Stated exercise - Repeat each line of the material exactly.

Entries shown -
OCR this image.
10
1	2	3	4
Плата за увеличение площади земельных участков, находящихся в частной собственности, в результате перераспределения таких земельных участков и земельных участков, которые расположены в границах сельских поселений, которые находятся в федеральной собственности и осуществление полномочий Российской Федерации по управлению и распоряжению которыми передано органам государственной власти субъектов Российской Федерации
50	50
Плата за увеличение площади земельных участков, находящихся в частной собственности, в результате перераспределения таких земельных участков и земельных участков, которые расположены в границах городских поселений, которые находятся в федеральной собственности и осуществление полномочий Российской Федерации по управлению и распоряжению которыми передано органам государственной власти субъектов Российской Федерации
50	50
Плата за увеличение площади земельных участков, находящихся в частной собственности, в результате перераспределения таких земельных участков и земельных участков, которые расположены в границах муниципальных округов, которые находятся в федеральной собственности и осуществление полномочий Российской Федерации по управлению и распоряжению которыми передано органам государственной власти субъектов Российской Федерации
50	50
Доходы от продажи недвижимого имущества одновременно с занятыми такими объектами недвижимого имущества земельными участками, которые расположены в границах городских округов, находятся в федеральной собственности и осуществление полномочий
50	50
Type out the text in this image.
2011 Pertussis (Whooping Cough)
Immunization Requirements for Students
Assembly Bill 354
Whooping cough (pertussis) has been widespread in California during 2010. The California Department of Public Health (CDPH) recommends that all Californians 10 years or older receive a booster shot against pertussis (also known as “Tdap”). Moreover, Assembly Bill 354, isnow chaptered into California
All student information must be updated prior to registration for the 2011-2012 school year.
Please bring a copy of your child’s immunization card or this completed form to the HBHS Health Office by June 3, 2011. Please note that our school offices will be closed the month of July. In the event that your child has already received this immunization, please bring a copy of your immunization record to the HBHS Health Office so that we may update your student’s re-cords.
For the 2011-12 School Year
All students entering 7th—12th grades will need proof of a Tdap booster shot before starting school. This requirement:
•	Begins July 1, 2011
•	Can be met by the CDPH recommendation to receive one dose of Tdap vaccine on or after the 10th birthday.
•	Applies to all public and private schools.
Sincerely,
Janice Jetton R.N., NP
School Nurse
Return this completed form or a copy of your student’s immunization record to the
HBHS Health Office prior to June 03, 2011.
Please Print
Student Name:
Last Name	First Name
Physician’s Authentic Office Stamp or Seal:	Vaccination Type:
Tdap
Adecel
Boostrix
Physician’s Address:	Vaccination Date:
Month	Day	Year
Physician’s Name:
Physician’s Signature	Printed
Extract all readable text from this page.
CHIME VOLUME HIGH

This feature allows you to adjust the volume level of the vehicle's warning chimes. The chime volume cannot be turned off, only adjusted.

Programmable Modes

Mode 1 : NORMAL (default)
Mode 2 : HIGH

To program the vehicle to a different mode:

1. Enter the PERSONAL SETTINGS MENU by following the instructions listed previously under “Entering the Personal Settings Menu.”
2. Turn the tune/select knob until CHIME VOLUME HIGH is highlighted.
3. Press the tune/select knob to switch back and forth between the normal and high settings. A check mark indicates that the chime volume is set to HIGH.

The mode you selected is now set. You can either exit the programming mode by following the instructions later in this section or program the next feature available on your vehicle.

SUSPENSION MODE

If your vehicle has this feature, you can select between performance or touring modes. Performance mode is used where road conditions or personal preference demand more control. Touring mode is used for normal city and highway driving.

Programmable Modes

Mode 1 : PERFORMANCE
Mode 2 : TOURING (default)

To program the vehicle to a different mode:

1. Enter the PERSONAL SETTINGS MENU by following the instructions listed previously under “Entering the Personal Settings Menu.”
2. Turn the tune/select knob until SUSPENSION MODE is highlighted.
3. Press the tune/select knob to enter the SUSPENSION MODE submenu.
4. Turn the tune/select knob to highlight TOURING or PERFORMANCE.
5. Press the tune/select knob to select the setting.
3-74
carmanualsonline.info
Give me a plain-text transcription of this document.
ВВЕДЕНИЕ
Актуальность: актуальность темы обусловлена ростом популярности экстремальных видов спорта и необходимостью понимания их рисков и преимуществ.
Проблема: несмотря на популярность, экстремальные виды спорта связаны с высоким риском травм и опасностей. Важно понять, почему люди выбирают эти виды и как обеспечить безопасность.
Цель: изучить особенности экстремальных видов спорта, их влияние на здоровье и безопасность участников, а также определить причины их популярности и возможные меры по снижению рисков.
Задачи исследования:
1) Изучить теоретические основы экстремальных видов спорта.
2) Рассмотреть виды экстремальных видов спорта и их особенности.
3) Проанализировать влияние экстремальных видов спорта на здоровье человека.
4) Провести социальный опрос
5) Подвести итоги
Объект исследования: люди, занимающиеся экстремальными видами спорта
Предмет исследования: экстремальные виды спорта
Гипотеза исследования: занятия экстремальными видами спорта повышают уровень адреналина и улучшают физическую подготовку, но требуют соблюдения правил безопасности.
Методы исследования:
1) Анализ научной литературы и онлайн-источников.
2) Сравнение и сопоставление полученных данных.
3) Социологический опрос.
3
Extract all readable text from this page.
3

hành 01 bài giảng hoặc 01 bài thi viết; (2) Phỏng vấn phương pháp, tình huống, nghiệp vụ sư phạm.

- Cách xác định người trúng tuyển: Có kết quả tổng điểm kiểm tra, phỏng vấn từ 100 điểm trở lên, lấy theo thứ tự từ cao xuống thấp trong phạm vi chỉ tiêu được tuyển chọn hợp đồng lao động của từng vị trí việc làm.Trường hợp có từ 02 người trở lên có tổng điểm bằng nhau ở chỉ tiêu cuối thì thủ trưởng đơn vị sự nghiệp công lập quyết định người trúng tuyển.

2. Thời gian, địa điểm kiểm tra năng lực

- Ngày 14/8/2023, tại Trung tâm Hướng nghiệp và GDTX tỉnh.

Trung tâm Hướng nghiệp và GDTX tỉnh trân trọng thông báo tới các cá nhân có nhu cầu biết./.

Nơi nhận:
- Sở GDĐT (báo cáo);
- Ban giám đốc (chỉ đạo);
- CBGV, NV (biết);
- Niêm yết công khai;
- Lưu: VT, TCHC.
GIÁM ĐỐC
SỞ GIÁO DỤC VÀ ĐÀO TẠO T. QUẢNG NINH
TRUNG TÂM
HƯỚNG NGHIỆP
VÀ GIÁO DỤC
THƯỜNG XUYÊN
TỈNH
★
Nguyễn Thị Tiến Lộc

Output for this task -
OCR this image.
10
1	2	3	4
Плата за увеличение площади земельных участков, находящихся в частной собственности, в результате перераспределения таких земельных участков и земельных участков, которые расположены в границах сельских поселений, которые находятся в федеральной собственности и осуществление полномочий Российской Федерации по управлению и распоряжению которыми передано органам государственной власти субъектов Российской Федерации
50	50
Плата за увеличение площади земельных участков, находящихся в частной собственности, в результате перераспределения таких земельных участков и земельных участков, которые расположены в границах городских поселений, которые находятся в федеральной собственности и осуществление полномочий Российской Федерации по управлению и распоряжению которыми передано органам государственной власти субъектов Российской Федерации
50	50
Плата за увеличение площади земельных участков, находящихся в частной собственности, в результате перераспределения таких земельных участков и земельных участков, которые расположены в границах муниципальных округов, которые находятся в федеральной собственности и осуществление полномочий Российской Федерации по управлению и распоряжению которыми передано органам государственной власти субъектов Российской Федерации
50	50
Доходы от продажи недвижимого имущества одновременно с занятыми такими объектами недвижимого имущества земельными участками, которые расположены в границах городских округов, находятся в федеральной собственности и осуществление полномочий
50	50
Type out the text in this image.
2011 Pertussis (Whooping Cough)
Immunization Requirements for Students
Assembly Bill 354
Whooping cough (pertussis) has been widespread in California during 2010. The California Department of Public Health (CDPH) recommends that all Californians 10 years or older receive a booster shot against pertussis (also known as “Tdap”). Moreover, Assembly Bill 354, isnow chaptered into California
All student information must be updated prior to registration for the 2011-2012 school year.
Please bring a copy of your child’s immunization card or this completed form to the HBHS Health Office by June 3, 2011. Please note that our school offices will be closed the month of July. In the event that your child has already received this immunization, please bring a copy of your immunization record to the HBHS Health Office so that we may update your student’s re-cords.
For the 2011-12 School Year
All students entering 7th—12th grades will need proof of a Tdap booster shot before starting school. This requirement:
•	Begins July 1, 2011
•	Can be met by the CDPH recommendation to receive one dose of Tdap vaccine on or after the 10th birthday.
•	Applies to all public and private schools.
Sincerely,
Janice Jetton R.N., NP
School Nurse
Return this completed form or a copy of your student’s immunization record to the
HBHS Health Office prior to June 03, 2011.
Please Print
Student Name:
Last Name	First Name
Physician’s Authentic Office Stamp or Seal:	Vaccination Type:
Tdap
Adecel
Boostrix
Physician’s Address:	Vaccination Date:
Month	Day	Year
Physician’s Name:
Physician’s Signature	Printed
Extract all readable text from this page.
CHIME VOLUME HIGH

This feature allows you to adjust the volume level of the vehicle's warning chimes. The chime volume cannot be turned off, only adjusted.

Programmable Modes

Mode 1 : NORMAL (default)
Mode 2 : HIGH

To program the vehicle to a different mode:

1. Enter the PERSONAL SETTINGS MENU by following the instructions listed previously under “Entering the Personal Settings Menu.”
2. Turn the tune/select knob until CHIME VOLUME HIGH is highlighted.
3. Press the tune/select knob to switch back and forth between the normal and high settings. A check mark indicates that the chime volume is set to HIGH.

The mode you selected is now set. You can either exit the programming mode by following the instructions later in this section or program the next feature available on your vehicle.

SUSPENSION MODE

If your vehicle has this feature, you can select between performance or touring modes. Performance mode is used where road conditions or personal preference demand more control. Touring mode is used for normal city and highway driving.

Programmable Modes

Mode 1 : PERFORMANCE
Mode 2 : TOURING (default)

To program the vehicle to a different mode:

1. Enter the PERSONAL SETTINGS MENU by following the instructions listed previously under “Entering the Personal Settings Menu.”
2. Turn the tune/select knob until SUSPENSION MODE is highlighted.
3. Press the tune/select knob to enter the SUSPENSION MODE submenu.
4. Turn the tune/select knob to highlight TOURING or PERFORMANCE.
5. Press the tune/select knob to select the setting.
3-74
carmanualsonline.info
Give me a plain-text transcription of this document.
ВВЕДЕНИЕ
Актуальность: актуальность темы обусловлена ростом популярности экстремальных видов спорта и необходимостью понимания их рисков и преимуществ.
Проблема: несмотря на популярность, экстремальные виды спорта связаны с высоким риском травм и опасностей. Важно понять, почему люди выбирают эти виды и как обеспечить безопасность.
Цель: изучить особенности экстремальных видов спорта, их влияние на здоровье и безопасность участников, а также определить причины их популярности и возможные меры по снижению рисков.
Задачи исследования:
1) Изучить теоретические основы экстремальных видов спорта.
2) Рассмотреть виды экстремальных видов спорта и их особенности.
3) Проанализировать влияние экстремальных видов спорта на здоровье человека.
4) Провести социальный опрос
5) Подвести итоги
Объект исследования: люди, занимающиеся экстремальными видами спорта
Предмет исследования: экстремальные виды спорта
Гипотеза исследования: занятия экстремальными видами спорта повышают уровень адреналина и улучшают физическую подготовку, но требуют соблюдения правил безопасности.
Методы исследования:
1) Анализ научной литературы и онлайн-источников.
2) Сравнение и сопоставление полученных данных.
3) Социологический опрос.
3
Extract all readable text from this page.
3

hành 01 bài giảng hoặc 01 bài thi viết; (2) Phỏng vấn phương pháp, tình huống, nghiệp vụ sư phạm.

- Cách xác định người trúng tuyển: Có kết quả tổng điểm kiểm tra, phỏng vấn từ 100 điểm trở lên, lấy theo thứ tự từ cao xuống thấp trong phạm vi chỉ tiêu được tuyển chọn hợp đồng lao động của từng vị trí việc làm.Trường hợp có từ 02 người trở lên có tổng điểm bằng nhau ở chỉ tiêu cuối thì thủ trưởng đơn vị sự nghiệp công lập quyết định người trúng tuyển.

2. Thời gian, địa điểm kiểm tra năng lực

- Ngày 14/8/2023, tại Trung tâm Hướng nghiệp và GDTX tỉnh.

Trung tâm Hướng nghiệp và GDTX tỉnh trân trọng thông báo tới các cá nhân có nhu cầu biết./.

Nơi nhận:
- Sở GDĐT (báo cáo);
- Ban giám đốc (chỉ đạo);
- CBGV, NV (biết);
- Niêm yết công khai;
- Lưu: VT, TCHC.
GIÁM ĐỐC
SỞ GIÁO DỤC VÀ ĐÀO TẠO T. QUẢNG NINH
TRUNG TÂM
HƯỚNG NGHIỆP
VÀ GIÁO DỤC
THƯỜNG XUYÊN
TỈNH
★
Nguyễn Thị Tiến Lộc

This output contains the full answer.